Element box records

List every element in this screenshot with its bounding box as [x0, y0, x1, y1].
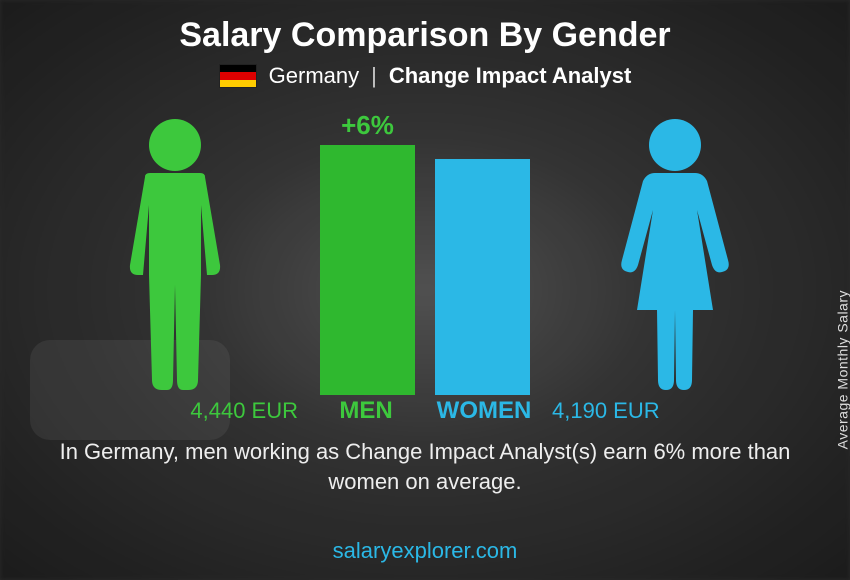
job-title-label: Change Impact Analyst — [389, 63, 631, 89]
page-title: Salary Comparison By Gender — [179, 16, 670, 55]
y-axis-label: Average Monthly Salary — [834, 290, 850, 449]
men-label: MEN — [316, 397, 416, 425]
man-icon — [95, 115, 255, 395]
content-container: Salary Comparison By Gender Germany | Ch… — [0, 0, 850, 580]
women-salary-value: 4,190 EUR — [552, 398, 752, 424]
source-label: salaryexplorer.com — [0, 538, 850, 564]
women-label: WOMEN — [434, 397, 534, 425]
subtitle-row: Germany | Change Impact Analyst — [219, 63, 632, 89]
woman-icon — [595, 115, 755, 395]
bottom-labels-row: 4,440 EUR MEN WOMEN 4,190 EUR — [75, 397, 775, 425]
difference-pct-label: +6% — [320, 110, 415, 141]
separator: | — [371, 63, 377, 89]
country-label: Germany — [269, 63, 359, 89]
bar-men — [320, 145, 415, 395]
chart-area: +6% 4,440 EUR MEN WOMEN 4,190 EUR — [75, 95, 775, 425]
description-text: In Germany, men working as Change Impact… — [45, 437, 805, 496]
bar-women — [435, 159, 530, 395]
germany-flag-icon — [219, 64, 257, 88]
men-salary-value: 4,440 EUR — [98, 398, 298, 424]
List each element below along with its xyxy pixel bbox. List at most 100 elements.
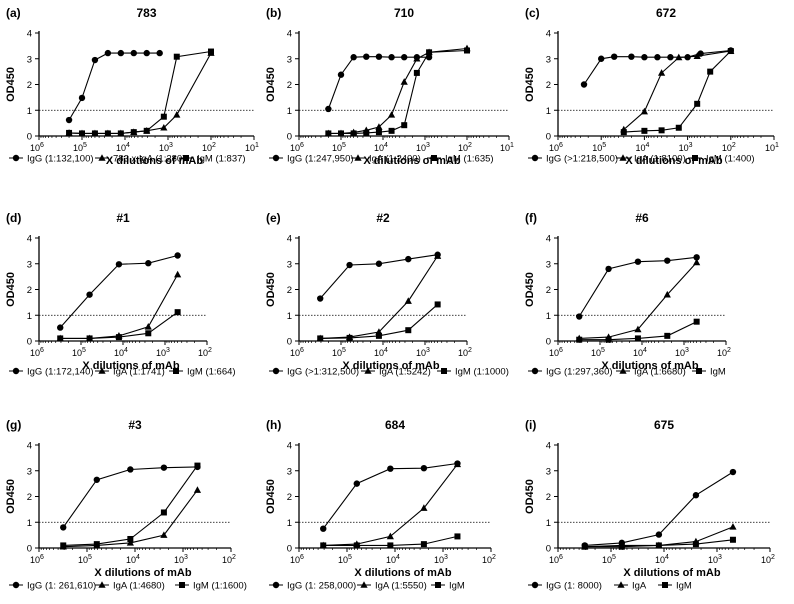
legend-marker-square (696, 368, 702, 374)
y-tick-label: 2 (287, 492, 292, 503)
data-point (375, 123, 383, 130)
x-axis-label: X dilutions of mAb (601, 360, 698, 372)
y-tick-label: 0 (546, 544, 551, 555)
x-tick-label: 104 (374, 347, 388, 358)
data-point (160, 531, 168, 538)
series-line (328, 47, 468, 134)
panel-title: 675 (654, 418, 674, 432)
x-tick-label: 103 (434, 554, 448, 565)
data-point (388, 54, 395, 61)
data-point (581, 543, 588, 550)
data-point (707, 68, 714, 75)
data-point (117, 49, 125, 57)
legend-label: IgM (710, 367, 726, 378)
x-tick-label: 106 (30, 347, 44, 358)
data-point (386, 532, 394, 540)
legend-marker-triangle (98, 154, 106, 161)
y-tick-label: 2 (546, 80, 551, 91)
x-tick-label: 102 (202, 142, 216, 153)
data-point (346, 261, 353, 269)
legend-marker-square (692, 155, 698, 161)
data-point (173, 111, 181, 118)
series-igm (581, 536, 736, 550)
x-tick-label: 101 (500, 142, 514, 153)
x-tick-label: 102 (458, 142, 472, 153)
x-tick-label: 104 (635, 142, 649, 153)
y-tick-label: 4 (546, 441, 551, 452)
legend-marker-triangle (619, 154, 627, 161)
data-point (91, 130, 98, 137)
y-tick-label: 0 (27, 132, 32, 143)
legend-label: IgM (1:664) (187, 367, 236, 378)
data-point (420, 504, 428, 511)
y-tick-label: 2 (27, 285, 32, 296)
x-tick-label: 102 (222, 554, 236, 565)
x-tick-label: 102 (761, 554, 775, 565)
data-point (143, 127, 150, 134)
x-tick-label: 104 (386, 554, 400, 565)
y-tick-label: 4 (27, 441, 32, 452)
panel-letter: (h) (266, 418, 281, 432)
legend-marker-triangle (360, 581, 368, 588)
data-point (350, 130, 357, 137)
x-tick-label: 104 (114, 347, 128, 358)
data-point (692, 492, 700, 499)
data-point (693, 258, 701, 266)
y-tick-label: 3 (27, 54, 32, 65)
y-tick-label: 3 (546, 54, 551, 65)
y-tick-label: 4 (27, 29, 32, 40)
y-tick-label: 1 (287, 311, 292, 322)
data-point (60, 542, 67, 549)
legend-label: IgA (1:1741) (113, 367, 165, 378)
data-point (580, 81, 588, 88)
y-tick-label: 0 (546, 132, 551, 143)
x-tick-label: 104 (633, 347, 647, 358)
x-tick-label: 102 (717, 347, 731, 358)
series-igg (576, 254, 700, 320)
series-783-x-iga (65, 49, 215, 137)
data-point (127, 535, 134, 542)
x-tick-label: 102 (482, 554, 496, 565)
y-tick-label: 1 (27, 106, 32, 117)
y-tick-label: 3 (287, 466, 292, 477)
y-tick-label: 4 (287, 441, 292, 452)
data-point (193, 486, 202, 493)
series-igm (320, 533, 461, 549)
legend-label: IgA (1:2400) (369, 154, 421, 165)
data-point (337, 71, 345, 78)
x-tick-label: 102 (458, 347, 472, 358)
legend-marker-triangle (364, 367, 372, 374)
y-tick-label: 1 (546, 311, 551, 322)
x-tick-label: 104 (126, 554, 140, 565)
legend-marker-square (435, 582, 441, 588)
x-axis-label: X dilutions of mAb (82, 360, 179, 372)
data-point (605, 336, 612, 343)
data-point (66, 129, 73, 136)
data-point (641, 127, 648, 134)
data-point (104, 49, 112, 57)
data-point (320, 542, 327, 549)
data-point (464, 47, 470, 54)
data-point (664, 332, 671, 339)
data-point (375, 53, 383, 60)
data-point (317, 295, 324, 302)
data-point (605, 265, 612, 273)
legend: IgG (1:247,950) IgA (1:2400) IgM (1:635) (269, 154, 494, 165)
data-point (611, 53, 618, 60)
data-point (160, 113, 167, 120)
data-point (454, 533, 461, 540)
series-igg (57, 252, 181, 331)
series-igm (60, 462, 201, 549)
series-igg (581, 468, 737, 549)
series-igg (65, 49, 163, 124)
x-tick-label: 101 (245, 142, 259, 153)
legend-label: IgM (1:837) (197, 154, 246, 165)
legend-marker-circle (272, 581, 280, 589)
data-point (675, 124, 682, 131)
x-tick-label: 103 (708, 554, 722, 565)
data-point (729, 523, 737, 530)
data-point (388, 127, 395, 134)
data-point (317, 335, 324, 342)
--
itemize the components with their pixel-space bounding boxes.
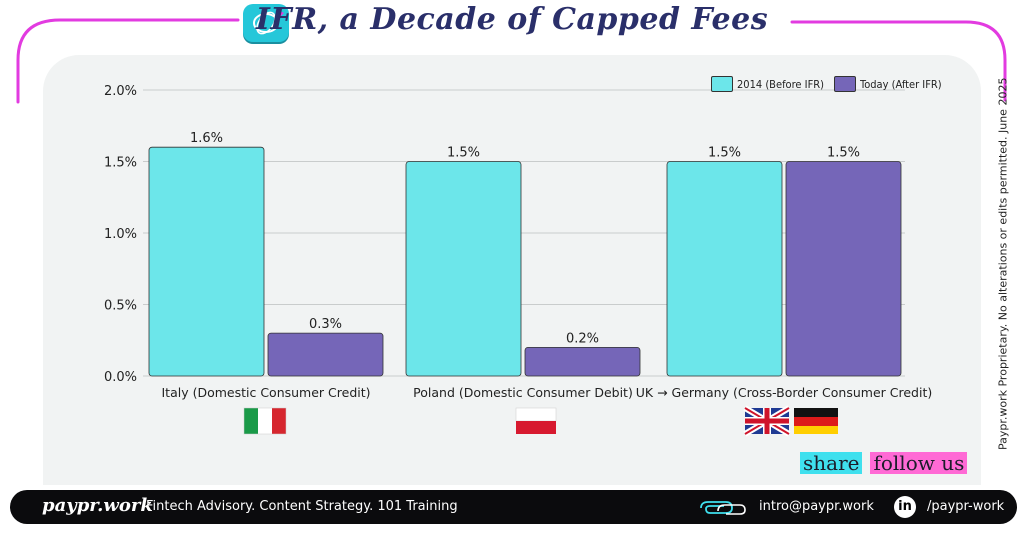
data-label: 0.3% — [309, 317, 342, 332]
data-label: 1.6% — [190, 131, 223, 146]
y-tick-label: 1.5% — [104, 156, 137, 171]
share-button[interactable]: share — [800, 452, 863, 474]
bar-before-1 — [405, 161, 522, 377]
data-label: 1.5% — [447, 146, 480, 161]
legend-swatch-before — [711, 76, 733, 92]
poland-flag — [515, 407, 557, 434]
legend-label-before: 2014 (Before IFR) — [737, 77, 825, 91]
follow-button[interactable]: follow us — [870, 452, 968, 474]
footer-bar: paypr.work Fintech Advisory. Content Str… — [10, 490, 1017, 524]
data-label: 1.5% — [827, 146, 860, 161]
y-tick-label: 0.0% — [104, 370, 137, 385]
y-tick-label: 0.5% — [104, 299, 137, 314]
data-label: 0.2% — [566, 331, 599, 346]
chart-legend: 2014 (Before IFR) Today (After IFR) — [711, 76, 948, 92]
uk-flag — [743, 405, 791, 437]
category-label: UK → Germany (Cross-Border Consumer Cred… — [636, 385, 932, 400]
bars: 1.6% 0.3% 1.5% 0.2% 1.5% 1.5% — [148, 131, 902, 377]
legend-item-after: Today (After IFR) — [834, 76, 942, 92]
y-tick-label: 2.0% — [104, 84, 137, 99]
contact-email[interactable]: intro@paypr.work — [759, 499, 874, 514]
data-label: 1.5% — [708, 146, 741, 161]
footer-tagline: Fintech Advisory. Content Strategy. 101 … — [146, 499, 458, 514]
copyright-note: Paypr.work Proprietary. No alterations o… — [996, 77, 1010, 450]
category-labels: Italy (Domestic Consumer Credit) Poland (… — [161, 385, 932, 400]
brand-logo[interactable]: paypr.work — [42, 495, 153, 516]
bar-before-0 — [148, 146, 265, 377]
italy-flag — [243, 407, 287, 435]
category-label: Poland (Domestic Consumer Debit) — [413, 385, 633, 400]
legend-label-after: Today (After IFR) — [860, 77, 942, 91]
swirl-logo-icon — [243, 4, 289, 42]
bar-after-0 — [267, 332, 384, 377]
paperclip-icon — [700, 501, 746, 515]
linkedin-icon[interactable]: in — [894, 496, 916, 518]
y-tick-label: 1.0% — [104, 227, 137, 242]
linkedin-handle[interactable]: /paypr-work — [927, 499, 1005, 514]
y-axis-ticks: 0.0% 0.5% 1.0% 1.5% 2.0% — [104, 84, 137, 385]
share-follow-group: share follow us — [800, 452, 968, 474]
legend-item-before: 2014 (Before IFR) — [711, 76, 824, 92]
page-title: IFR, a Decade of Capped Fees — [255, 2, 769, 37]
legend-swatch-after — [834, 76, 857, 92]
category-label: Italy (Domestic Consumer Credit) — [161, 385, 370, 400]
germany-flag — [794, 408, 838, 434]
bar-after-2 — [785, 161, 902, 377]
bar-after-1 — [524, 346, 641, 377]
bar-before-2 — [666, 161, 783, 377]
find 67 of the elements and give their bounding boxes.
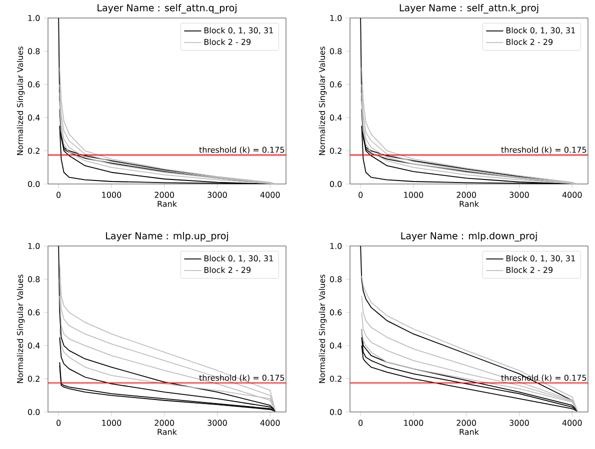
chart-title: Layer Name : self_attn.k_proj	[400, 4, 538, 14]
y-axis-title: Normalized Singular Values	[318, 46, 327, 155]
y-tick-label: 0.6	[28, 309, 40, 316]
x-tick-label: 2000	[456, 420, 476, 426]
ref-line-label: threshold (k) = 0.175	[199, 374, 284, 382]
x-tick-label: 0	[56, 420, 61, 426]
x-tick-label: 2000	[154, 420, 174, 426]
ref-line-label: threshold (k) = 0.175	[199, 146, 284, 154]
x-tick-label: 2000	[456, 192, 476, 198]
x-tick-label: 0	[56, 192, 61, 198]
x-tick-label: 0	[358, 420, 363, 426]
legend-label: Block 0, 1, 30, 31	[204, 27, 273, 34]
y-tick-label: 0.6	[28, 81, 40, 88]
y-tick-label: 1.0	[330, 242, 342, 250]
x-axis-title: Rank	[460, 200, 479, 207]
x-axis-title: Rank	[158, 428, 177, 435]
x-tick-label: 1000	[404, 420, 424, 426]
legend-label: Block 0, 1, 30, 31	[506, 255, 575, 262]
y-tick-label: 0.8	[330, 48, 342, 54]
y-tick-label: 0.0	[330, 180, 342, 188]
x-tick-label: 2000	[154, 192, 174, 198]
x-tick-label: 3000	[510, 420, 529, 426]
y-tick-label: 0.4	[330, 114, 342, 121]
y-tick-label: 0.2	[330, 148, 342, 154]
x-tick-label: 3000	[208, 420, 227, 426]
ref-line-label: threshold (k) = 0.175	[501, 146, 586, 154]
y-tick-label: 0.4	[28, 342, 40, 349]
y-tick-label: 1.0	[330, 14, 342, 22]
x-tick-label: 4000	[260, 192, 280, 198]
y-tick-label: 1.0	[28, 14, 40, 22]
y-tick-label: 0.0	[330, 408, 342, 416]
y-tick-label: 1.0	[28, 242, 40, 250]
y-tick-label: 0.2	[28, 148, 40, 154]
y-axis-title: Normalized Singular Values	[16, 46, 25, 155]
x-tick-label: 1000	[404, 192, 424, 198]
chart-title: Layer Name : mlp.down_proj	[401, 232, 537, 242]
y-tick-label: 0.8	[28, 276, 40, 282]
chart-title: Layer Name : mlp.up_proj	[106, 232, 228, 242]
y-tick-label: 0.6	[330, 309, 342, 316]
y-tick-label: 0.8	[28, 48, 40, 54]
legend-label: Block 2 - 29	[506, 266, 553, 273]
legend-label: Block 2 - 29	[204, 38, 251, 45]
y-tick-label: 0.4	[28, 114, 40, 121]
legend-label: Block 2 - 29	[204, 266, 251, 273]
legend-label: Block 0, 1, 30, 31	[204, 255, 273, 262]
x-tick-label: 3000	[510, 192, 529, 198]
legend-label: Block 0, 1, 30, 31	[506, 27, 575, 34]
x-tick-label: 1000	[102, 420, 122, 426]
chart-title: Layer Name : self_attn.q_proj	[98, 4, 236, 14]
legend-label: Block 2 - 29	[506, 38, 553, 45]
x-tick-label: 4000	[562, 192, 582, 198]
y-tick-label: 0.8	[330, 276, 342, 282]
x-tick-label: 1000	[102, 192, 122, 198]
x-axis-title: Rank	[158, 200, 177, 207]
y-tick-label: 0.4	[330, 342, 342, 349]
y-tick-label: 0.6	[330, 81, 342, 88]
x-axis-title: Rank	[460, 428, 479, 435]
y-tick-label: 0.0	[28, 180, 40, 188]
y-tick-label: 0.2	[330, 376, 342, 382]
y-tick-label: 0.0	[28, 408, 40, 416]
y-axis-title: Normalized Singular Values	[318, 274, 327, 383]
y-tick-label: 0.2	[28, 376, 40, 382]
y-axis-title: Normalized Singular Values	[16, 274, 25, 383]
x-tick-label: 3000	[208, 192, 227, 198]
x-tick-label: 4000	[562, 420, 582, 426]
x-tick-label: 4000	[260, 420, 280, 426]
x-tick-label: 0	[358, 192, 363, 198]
* * *
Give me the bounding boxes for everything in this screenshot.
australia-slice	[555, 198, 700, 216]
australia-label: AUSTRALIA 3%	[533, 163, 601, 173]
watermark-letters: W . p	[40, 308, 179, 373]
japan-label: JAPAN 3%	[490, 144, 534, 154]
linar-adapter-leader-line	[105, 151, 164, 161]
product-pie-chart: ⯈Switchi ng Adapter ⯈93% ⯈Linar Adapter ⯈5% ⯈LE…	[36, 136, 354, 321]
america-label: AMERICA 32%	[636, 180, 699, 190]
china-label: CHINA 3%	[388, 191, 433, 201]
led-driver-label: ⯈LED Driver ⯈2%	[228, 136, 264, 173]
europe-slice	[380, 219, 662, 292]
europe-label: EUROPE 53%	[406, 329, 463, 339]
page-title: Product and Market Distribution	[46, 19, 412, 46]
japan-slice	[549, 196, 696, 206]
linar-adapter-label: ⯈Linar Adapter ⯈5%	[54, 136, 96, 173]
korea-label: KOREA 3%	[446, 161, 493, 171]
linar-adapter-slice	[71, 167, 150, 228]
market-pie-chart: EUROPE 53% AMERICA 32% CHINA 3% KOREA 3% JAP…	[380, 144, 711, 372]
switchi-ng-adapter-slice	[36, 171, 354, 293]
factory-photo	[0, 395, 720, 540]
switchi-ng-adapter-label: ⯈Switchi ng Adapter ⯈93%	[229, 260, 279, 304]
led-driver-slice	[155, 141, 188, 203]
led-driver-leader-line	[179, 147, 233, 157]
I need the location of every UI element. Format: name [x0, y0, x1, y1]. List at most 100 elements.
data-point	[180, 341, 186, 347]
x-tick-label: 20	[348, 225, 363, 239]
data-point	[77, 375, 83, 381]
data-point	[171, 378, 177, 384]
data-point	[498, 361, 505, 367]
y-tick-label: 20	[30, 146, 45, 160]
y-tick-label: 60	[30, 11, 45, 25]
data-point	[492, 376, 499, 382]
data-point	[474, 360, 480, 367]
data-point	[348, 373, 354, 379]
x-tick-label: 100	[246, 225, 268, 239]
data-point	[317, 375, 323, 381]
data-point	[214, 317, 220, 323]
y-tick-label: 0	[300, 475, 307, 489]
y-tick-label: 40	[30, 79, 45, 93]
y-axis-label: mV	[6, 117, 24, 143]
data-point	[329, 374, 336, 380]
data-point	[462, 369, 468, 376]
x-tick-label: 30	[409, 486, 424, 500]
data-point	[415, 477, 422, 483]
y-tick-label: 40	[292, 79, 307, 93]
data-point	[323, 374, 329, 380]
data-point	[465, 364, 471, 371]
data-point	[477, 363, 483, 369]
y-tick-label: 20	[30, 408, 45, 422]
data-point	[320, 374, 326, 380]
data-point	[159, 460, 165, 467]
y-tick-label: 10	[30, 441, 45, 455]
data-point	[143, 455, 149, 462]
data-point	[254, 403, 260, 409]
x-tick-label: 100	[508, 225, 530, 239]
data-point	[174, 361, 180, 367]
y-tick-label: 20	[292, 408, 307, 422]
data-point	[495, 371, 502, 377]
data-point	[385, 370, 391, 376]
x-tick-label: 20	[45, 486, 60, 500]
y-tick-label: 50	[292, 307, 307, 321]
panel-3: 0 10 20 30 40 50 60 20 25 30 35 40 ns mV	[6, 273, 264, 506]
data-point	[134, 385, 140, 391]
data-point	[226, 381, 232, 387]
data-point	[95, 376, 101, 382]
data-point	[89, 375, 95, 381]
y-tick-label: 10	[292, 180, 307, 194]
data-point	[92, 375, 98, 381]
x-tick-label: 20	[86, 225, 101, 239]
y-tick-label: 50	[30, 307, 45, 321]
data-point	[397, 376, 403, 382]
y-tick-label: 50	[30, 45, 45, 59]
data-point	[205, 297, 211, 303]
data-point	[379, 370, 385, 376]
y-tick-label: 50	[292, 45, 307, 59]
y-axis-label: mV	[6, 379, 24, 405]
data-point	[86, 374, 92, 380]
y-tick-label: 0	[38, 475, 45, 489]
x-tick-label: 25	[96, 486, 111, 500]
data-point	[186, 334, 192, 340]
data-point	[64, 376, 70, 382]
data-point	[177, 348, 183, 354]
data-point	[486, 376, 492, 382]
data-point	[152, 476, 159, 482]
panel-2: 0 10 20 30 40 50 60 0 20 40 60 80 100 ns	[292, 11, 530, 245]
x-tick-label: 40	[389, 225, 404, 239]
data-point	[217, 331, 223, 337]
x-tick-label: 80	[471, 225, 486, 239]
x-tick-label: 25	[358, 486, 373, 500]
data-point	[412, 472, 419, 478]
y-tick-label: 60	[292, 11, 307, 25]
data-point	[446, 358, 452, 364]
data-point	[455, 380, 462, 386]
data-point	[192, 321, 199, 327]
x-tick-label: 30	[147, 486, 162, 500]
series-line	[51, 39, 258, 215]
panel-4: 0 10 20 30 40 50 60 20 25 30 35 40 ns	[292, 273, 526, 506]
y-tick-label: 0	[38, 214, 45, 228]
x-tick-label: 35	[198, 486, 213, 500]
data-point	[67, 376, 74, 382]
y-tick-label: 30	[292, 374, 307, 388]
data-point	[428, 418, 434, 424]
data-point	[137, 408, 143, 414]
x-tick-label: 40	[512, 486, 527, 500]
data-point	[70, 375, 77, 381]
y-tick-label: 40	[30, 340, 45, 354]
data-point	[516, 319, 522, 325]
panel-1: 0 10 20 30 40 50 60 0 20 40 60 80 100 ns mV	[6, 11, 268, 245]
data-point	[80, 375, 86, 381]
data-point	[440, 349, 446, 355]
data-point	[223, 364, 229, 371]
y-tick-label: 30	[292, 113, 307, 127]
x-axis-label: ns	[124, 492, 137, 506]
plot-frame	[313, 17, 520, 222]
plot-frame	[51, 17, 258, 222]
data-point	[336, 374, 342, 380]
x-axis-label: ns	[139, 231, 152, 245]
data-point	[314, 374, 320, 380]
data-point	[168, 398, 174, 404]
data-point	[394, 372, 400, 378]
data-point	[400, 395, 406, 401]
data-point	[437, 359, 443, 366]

GOAL: Swap "watermark-letters" for "watermark-text" in the records from the line with "Give me the" up to and including the line with "151, 164, 161]", and give back only those lines with nothing else changed.

WRITTEN ANSWER:
Give me the bounding boxes for everything in this screenshot.
australia-slice	[555, 198, 700, 216]
australia-label: AUSTRALIA 3%	[533, 163, 601, 173]
watermark-text: W . p	[40, 308, 179, 373]
japan-label: JAPAN 3%	[490, 144, 534, 154]
linar-adapter-leader-line	[105, 151, 164, 161]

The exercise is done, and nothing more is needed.